>> begin Text shown

Convert PDF to Excel in Python

PDF to EXCEL conversion via Python

Aspose.PDF for Python via .NET support the feature of converting PDF files to Excel, and CSV formats.

Aspose.PDF for Python via .NET is a PDF manipulation component, we have introduced a feature that renders PDF file to Excel workbook (XLSX files). During this conversion, the individual pages of the PDF file are converted to Excel worksheets.

The following code snippet shows the process for converting PDF file into XLS or XLSX format with Aspose.PDF for Python via .NET.

Steps: Convert a PDF file to an Excel (XML Spreadsheet 2003) format

  1. Load the PDF document.
  2. Set up Excel save options using ExcelSaveOptions.
  3. Save the converted file.

    from os import path
    import aspose.pdf as apdf

    path_infile = path.join(self.data_dir, infile)
    path_outfile = path.join(self.data_dir, "python", outfile)

    document = apdf.Document(path_infile)
    save_options = apdf.ExcelSaveOptions()
    save_options.format = apdf.ExcelSaveOptions.ExcelFormat.XML_SPREAD_SHEET2003
    document.save(path_outfile, save_options)

    print(infile + " converted into " + outfile)

Steps: Convert a PDF file to an XLSX format (Excel 2007+)

  1. Load the PDF document.
  2. Set up Excel save options using ExcelSaveOptions.
  3. Save the converted file.

    from os import path
    import aspose.pdf as apdf

    path_infile = path.join(self.data_dir, infile)
    path_outfile = path.join(self.data_dir, "python", outfile)

    document = apdf.Document(path_infile)
    save_options = apdf.ExcelSaveOptions()
    save_options.format = apdf.ExcelSaveOptions.ExcelFormat.XLSX
    document.save(path_outfile, save_options)

    print(infile + " converted into " + outfile)

Convert PDF to XLS with control Column

When converting a PDF to XLS format, a blank column is added to the output file as first column. The in ‘ExcelSaveOptions class’ ‘insert_blank_column_at_first’ option is used to control this column. Its default value is true.


    from os import path
    import aspose.pdf as apdf

    path_infile = path.join(self.data_dir, infile)
    path_outfile = path.join(self.data_dir, "python", outfile)

    document = apdf.Document(path_infile)

>> end Text shown

*Parts of the exercise:*
(1) Return everything in the PDF-to-Excel page from "save_options.format = apdf.ExcelSaveOptions.ExcelFormat.XLSX" down to "value is true.".
(2) List the variable names that the code in the PDF-to-Excel page assigns values to.
(3) Write what comes next in the PDF-to-Excel page, starting after its last line.
The rows that come next are separate material.

>> begin Stored data

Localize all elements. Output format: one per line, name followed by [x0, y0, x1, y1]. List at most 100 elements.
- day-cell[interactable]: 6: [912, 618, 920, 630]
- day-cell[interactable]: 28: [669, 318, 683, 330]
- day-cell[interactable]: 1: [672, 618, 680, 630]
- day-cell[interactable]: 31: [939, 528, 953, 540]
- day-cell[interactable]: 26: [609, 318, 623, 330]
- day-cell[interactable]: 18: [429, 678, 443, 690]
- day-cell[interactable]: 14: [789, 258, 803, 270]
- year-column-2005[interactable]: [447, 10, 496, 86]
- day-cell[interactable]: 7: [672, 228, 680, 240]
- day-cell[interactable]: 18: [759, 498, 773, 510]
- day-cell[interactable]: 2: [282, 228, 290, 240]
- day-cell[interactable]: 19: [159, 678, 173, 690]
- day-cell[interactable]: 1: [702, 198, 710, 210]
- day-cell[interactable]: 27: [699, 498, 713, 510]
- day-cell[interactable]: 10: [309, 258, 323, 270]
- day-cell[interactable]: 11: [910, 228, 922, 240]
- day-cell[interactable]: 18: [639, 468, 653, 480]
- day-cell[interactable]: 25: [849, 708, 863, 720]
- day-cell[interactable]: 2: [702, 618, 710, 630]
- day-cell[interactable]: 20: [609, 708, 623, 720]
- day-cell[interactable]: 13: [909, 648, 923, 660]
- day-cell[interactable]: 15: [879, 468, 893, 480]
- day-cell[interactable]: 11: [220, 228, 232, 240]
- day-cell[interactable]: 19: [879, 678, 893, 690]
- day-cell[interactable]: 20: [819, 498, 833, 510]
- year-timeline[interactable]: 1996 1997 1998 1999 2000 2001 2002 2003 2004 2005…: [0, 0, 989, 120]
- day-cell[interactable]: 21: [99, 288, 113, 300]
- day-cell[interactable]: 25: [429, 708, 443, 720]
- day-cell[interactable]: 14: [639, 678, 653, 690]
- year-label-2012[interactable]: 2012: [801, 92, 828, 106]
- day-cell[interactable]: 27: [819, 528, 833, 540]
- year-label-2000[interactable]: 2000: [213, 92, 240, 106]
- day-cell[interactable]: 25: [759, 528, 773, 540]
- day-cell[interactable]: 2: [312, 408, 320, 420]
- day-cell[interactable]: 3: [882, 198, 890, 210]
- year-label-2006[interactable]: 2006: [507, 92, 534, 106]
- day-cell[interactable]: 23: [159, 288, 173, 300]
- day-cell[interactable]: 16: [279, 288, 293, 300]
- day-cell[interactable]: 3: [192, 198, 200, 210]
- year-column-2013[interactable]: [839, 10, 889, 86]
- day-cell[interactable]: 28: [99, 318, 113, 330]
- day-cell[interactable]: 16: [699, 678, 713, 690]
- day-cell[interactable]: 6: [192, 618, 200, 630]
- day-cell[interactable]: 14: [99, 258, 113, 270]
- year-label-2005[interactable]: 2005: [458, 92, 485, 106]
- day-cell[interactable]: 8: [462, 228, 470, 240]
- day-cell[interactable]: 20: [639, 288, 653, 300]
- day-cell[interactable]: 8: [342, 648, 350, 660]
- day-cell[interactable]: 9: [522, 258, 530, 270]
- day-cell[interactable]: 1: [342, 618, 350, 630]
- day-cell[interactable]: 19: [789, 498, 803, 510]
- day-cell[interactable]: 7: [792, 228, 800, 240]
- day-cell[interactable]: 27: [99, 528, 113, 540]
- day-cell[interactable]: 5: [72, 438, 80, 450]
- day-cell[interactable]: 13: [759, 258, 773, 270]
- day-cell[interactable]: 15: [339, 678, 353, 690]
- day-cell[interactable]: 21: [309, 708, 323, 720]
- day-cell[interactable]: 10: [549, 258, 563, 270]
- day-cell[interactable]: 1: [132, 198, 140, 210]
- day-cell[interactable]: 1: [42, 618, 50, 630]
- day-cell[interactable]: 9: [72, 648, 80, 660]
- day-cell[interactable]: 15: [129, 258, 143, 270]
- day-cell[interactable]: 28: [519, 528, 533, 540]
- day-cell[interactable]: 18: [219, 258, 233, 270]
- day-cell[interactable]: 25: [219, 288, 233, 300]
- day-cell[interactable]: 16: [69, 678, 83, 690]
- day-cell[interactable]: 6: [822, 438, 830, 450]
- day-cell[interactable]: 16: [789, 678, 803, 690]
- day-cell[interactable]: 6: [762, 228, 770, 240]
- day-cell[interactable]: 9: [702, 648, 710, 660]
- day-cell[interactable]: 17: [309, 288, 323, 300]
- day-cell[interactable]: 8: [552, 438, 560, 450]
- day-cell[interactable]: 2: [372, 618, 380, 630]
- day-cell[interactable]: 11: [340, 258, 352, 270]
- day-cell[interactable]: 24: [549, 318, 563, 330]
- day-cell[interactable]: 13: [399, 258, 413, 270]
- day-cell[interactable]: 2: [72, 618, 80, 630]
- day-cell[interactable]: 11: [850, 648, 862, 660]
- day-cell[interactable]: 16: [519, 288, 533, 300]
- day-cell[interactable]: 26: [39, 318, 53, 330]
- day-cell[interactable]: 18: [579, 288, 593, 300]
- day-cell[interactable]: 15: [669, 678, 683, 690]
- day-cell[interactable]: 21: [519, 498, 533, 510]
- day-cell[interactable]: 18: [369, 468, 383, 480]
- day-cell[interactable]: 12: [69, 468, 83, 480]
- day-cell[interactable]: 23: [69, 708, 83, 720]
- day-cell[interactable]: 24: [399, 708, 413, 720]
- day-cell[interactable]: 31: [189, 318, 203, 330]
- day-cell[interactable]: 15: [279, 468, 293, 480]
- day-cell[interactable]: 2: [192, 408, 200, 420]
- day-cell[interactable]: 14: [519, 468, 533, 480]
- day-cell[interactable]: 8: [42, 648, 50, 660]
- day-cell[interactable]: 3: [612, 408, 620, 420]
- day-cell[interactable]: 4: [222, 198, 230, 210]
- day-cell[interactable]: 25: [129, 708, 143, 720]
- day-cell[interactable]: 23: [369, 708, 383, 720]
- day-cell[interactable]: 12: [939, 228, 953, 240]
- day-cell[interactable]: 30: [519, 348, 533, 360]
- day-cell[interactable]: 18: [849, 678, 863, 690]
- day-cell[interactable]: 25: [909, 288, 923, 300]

>> end Stored data

*Answer list:*
(1)
save_options.format = apdf.ExcelSaveOptions.ExcelFormat.XLSX
    document.save(path_outfile, save_options)

    print(infile + " converted into " + outfile)

Convert PDF to XLS with control Column

When converting a PDF to XLS format, a blank column is added to the output file as first column. The in ‘ExcelSaveOptions class’ ‘insert_blank_column_at_first’ option is used to control this column. Its default value is true.

(2) path_infile, path_outfile, document, save_options

(3)
    save_options = apdf.ExcelSaveOptions()
    save_options.format = apdf.ExcelSaveOptions.ExcelFormat.XLSX
    save_options.insert_blank_column_at_first = True
    document.save(path_outfile, save_options)

    print(infile + " converted into " + outfile)

Convert PDF to Single Excel Worksheet

Aspose.PDF for Python via .NET shows how to convert a PDF to an Excel (.xlsx) file, with the ‘minimize_the_number_of_worksheets’ option enabled.

Steps: Convert PDF to XLS or XLSX Single Worksheet in Python

  1. Load the PDF document.
  2. Set up Excel save options using ExcelSaveOptions.
  3. The ‘minimize_the_number_of_worksheets’ option reduces the number of Excel sheets by combining PDF pages into fewer worksheets (e.g., one worksheet for the entire document if possible).
  4. Save the converted file.

    from os import path
    import aspose.pdf as apdf

    path_infile = path.join(self.data_dir, infile)
    path_outfile = path.join(self.data_dir, "python", outfile)

    document = apdf.Document(path_infile)
    save_options = apdf.ExcelSaveOptions()
    save_options.format = apdf.ExcelSaveOptions.ExcelFormat.XLSX
    save_options.minimize_the_number_of_worksheets = True
    document.save(path_outfile, save_options)

    print(infile + " converted into " + outfile)

Convert PDF file into an Excel file in XLSM format

This Python example shows how to convert a PDF file into an Excel file in XLSM format (Excel Macro-Enabled Workbook).


    from os import path
    import aspose.pdf as apdf

    path_infile = path.join(self.data_dir, infile)
    path_outfile = path.join(self.data_dir, "python", outfile)

    document = apdf.Document(path_infile)
    save_options = apdf.ExcelSaveOptions()
    save_options.format = apdf.ExcelSaveOptions.ExcelFormat.XLSM
    document.save(path_outfile, save_options)
    print(infile + " converted into " + outfile)

Convert to other spreadsheet formats

Convert to CSV

The ‘convert_pdf_to_excel_2007_csv’ function performs the same operation as before, but this time the target format is CSV (Comma-Separated Values) instead of XLSM.

Steps: Convert PDF to CSV in Python

  1. Create an instance of Document object with the source PDF document.
  2. Create an instance of ExcelSaveOptions with ExcelSaveOptions.ExcelFormat.CSV
  3. Save it to CSV format by calling save()* method and passing it ExcelSaveOptions.

from os import path
import aspose.pdf as apdf

def convert_pdf_to_excel_2007_csv(infile, outfile):
    path_infile = path.join(data_dir, infile)
    path_outfile = path.join(data_dir, "python", outfile)

    document = apdf.Document(path_infile)
    save_options = apdf.ExcelSaveOptions()
    save_options.format = apdf.ExcelSaveOptions.ExcelFormat.CSV
    document.save(path_outfile, save_options)

    print(infile + " converted into " + outfile)

Convert to ODS

Steps: Convert PDF to ODS in Python

  1. Create an instance of Document object with the source PDF document.
  2. Create an instance of ExcelSaveOptions with ExcelSaveOptions.ExcelFormat.ODS
  3. Save it to ODS format by calling save() method and passing it ExcelSaveOptions.

Conversion to ODS format performs in the same way as all other formats.


    from os import path
    import aspose.pdf as apdf
    
    path_infile = path.join(self.data_dir, infile)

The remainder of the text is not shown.